[Begin Data shown]
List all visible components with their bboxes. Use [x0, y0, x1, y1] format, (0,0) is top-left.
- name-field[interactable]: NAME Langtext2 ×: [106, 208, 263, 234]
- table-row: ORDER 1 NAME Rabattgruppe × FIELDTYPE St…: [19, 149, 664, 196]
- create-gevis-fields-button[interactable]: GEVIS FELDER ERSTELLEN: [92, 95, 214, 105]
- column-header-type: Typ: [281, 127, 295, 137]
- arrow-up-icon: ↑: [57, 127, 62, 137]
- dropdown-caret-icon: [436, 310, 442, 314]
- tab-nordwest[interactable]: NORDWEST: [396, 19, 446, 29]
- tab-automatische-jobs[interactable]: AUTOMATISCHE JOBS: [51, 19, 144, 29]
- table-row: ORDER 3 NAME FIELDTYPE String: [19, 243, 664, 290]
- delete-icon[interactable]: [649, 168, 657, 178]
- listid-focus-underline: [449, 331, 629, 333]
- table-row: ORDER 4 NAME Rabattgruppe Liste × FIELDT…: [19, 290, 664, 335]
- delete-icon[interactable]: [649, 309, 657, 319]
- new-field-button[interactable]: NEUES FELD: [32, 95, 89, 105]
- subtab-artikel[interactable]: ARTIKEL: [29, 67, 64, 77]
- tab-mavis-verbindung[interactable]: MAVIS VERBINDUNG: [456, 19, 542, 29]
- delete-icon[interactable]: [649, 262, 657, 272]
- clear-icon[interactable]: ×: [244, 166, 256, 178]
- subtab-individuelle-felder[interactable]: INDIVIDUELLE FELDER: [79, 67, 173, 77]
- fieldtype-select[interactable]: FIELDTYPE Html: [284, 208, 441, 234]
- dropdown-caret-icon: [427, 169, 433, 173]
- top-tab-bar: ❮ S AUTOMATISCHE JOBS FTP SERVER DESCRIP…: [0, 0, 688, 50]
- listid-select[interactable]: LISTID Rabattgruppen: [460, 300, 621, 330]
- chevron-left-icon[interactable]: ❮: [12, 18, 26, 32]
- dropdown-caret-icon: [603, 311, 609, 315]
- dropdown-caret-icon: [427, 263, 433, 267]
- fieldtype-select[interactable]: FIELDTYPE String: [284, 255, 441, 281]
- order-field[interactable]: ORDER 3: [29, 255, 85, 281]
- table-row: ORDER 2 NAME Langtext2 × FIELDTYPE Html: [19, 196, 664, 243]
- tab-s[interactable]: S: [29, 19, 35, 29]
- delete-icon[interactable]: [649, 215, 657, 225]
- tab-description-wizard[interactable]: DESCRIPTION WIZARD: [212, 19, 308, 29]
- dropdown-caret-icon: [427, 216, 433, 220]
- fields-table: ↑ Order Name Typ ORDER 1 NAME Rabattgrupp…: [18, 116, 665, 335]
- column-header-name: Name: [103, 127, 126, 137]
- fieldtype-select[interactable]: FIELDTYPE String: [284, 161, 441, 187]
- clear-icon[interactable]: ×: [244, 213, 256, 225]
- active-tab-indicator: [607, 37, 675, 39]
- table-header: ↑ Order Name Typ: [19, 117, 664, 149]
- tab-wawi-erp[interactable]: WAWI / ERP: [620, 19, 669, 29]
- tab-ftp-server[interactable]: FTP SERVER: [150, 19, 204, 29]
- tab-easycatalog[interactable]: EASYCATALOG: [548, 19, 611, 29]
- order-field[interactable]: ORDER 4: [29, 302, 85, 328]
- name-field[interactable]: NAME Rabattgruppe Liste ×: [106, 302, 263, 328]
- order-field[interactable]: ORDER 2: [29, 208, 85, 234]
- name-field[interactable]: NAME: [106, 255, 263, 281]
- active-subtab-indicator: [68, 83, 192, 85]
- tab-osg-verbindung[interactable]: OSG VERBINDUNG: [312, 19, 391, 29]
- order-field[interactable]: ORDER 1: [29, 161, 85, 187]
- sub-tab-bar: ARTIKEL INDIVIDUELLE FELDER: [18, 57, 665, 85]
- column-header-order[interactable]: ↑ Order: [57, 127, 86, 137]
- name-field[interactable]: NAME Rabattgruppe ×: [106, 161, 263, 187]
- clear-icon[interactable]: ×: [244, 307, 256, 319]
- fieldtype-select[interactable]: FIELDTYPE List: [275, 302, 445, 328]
[End Data shown]
Please count the lines in the material above that contain the string "listid", with case counting, and reply with the number alone.

2